▶ _WHAT IS REQUIRED_
Whenever a line contains the string "신축공사", copy it out of the entries.

(Dataset entries)
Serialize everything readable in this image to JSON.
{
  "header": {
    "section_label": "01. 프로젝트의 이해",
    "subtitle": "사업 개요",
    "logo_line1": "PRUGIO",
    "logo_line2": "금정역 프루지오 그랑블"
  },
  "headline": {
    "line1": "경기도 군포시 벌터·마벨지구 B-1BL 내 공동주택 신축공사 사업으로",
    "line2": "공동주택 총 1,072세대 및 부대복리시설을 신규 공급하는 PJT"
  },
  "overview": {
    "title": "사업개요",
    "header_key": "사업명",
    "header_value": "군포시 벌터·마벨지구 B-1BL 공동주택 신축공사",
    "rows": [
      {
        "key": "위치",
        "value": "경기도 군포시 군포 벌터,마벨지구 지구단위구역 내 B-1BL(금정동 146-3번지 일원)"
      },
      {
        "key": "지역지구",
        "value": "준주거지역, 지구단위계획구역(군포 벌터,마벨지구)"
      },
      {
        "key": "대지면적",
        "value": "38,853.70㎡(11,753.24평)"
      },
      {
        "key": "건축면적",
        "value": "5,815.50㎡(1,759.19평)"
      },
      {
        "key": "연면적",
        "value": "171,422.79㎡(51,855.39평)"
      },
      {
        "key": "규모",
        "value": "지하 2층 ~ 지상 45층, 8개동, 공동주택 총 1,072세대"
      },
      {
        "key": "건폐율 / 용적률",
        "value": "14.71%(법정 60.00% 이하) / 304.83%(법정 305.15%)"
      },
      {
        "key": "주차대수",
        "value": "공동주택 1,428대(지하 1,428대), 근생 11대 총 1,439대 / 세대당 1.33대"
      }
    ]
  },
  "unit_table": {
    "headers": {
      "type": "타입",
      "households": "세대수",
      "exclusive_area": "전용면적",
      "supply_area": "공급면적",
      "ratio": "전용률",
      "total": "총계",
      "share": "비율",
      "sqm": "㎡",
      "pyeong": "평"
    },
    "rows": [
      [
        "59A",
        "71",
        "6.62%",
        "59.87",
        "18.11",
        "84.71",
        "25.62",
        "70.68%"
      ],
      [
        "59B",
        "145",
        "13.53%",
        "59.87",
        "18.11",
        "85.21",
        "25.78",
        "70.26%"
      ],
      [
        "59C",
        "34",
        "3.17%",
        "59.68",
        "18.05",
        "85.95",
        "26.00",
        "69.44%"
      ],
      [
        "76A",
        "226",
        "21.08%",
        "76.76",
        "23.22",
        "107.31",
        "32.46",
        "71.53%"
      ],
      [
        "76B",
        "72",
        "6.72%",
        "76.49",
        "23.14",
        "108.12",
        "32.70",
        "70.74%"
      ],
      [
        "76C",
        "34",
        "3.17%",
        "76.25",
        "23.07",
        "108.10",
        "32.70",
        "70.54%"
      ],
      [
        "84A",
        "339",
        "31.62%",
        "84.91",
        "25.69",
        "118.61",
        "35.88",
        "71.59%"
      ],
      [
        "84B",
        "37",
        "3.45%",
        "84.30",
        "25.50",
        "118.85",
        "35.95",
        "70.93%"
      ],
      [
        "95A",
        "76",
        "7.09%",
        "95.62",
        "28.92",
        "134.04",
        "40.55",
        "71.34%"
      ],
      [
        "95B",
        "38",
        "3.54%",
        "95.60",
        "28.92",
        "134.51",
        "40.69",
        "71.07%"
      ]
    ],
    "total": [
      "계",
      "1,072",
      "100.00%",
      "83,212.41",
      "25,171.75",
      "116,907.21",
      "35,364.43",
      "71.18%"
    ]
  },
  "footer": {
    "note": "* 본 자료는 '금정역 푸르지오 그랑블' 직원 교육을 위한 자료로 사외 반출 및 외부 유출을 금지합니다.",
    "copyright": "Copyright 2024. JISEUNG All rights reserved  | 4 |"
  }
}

▶ _EXERCISE ANSWER_
    "line1": "경기도 군포시 벌터·마벨지구 B-1BL 내 공동주택 신축공사 사업으로",
    "header_value": "군포시 벌터·마벨지구 B-1BL 공동주택 신축공사",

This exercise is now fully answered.